▶ _WHAT YOU WILL DO_
1) Answer these questions using the passage on transmitting a theatre event to a remote auditorium.
(a) Which MPEG-2 encoding format was finally chosen?
(b) What acoustical hall behavior is preferred at the remote auditorium?
(c) What viewing angle conveys the full sensation of presence for a wide-field video system?
2) Summarize the passage on transmitting a theatre event to a remote auditorium in two sentences.
3) From the passage on transmitting a theatre event to a remote auditorium, list every item that the other implementation choices involved decisions about.

▶ _SELECTED TEXT_
_ _ _

Other implementation choices included decisions related to the forward error correction (ProMPEG FEC), variable/constant bitrate, encoding profile, and GOP structure. Most of these parameters are under examination by the ITU [46] in relation to the processed content of past research works [33, 34], taking also into account the limitations of the transmitting networks. Based on the low-motion nature of the transmitted content, the final decisions included the use of Main Profile at High Level (MP@HL) [23] format of MPEG-2 encoding, CBR mode, and lack of error correction as the less costly and most easily implemented.

3.1.2. Reproduction at The Remote Auditorium: The Reception Site

According to the audio-recording layout already discussed, it is easy to describe the corresponding necessities at the remote auditorium. In fact, a standard 5.1 surround system setup is only required (Figure 1(c)), while slight variation should be occurred related to the dimensions of the remote auditorium and the adequate number of loudspeakers. In any case, neutral acoustical hall behavior (low reverberation) is preferred, allowing transfer of the physical theatre acoustical experience with more fidelity. The sweet spot, in this kind of environment, is also defined mostly based on the audio quality superimposed to the conditions of each projection hall.

For the video part, the constraint posed is relative to the projection size. For the biggest degree of realism to be succeeded, the projection of the event should display the projected objects by their physical dimensions. Ideally, the size of the projection screen should match the dimensions of physical theatre stage, but this is not probable to be the case for the remote auditoriums. Thus, the screen size should be as close as possible to the physical stage, and of course should not exceed these physical dimensions. The screen size and the projection resolution affect the desirable viewing angle to convey the full sensation of presence which for a wide-field video system is 80–100 arcdeg [11, 12, 17]. In order to achieve best audience viewing experience, the viewing distance should be bigger than the shortest distance at which a person with normal vision of 1.0 is unable to recognize the pixel structure on a screen [12]. However, the sensation of telepresence is decreased as distance increase. A compromise between the two above conflicting criteria, giving priority to the first, was adopted and recommended for best viewing experience [44].

_ _ _

(Element and region listings)
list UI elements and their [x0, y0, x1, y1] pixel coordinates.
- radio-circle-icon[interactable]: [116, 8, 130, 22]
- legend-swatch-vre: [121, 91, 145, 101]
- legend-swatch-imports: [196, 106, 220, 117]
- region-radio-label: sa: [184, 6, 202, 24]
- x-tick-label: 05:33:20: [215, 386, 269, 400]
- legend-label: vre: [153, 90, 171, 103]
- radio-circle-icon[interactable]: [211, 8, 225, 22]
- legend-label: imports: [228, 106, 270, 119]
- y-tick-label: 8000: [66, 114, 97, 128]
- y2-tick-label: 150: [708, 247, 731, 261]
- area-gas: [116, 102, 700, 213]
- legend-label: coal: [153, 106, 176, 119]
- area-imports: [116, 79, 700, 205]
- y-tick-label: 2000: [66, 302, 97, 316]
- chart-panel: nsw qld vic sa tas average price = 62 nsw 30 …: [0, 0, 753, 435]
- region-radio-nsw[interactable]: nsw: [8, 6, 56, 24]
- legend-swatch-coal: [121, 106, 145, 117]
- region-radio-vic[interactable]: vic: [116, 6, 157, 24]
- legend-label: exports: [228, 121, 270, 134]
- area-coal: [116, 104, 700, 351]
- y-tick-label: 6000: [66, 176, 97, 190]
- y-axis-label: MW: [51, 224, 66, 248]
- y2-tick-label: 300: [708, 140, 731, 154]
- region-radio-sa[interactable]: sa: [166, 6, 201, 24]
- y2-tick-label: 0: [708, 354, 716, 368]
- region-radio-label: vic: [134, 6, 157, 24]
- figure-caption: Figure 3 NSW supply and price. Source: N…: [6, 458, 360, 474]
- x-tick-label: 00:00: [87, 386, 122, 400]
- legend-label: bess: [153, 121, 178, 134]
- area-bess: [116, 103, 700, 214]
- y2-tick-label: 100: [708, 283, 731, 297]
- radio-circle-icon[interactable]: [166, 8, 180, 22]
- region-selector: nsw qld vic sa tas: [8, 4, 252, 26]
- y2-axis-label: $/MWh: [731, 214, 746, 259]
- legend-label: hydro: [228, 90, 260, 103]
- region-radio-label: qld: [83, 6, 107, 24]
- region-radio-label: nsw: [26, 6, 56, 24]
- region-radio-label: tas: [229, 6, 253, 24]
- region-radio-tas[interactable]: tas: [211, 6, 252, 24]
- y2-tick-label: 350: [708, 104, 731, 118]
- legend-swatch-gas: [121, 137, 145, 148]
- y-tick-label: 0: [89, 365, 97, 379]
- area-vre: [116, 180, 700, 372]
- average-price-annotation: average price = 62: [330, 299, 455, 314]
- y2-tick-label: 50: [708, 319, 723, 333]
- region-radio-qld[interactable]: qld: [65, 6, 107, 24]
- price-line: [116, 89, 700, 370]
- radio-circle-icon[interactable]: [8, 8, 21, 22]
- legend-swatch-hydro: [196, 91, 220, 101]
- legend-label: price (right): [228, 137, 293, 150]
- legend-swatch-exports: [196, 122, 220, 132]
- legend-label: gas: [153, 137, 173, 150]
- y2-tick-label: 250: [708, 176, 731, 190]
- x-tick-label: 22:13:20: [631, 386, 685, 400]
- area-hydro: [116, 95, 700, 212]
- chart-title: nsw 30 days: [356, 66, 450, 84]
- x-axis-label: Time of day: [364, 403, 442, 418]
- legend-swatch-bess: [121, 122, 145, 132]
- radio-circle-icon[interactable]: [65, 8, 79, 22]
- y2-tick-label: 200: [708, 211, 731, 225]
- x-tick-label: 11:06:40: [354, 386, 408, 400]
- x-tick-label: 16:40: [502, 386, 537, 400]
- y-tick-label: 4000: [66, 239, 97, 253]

_ _ _

▶ _WRITTEN ANSWERS_
1)
(a) Main Profile at High Level (MP@HL)
(b) Neutral acoustical hall behavior (low reverberation)
(c) 80–100 arcdeg

2) Because the transmitted content is low-motion, the chosen setup was MP@HL MPEG-2 encoding in CBR mode with no error correction, as the least costly and most easily implemented option. At the remote auditorium, a standard 5.1 surround system in a low-reverberation hall is required for audio, while the projection screen should be as close as possible to the physical stage dimensions without exceeding them, and the viewing distance is a compromise between not seeing the pixel structure and keeping the sense of telepresence.

3)
- Forward error correction (ProMPEG FEC)
- Variable/constant bitrate
- Encoding profile
- GOP structure